Count how many lines contain the word "日贵州省黔西南州人才引进面试题". Respond with the number alone.
--- Start Listed records ---
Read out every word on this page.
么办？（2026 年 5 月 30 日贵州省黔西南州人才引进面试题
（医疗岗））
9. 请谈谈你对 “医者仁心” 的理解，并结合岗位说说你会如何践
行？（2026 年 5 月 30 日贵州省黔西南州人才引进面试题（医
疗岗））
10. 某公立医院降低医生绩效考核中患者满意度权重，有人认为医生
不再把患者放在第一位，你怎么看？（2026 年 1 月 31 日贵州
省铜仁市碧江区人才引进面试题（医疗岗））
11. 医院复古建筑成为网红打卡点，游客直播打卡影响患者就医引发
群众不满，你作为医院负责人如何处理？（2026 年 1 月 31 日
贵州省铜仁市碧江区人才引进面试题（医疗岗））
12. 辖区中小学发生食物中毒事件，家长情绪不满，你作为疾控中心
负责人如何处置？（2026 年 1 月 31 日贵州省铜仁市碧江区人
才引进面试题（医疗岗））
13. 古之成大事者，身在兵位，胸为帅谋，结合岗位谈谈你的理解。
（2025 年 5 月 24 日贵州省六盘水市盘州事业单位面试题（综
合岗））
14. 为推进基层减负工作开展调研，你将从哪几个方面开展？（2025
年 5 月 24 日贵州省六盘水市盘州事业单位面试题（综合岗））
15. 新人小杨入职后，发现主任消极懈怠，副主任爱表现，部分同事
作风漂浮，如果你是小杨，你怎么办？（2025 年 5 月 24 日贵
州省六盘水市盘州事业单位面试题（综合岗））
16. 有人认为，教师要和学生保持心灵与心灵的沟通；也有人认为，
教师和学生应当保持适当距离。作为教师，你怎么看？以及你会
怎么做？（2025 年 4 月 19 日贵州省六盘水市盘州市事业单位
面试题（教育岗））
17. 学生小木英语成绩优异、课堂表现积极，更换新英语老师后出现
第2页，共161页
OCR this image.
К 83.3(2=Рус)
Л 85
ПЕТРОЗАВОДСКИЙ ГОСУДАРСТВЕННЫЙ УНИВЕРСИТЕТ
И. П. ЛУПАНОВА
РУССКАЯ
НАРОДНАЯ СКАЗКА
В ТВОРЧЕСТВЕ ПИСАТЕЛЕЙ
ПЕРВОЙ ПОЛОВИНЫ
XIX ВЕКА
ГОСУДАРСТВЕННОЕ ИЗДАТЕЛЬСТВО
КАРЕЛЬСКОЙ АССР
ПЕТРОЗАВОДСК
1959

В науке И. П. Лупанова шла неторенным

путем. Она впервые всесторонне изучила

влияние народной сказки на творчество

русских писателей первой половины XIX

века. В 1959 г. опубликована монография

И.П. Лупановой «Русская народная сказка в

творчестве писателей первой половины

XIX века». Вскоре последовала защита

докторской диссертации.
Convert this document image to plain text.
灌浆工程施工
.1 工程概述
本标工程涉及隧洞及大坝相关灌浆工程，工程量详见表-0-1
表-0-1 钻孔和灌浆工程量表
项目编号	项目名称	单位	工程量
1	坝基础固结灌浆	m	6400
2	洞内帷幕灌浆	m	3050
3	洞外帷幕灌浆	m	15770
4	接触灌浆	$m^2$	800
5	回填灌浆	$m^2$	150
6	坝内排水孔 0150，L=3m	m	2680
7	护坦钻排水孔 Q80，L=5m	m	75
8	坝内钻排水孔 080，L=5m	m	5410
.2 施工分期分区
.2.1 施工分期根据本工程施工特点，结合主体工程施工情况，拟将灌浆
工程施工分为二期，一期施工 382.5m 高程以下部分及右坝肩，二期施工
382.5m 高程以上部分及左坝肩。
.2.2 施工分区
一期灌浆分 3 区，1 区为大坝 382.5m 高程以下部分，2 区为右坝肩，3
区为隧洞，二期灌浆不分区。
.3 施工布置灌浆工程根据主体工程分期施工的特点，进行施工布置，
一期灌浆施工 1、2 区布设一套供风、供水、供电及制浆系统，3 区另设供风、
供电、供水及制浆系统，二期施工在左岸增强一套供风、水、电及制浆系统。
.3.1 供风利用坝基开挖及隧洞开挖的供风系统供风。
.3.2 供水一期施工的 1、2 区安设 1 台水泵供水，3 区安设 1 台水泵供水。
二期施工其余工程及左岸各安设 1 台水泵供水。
--- End Listed records ---
## Final result
2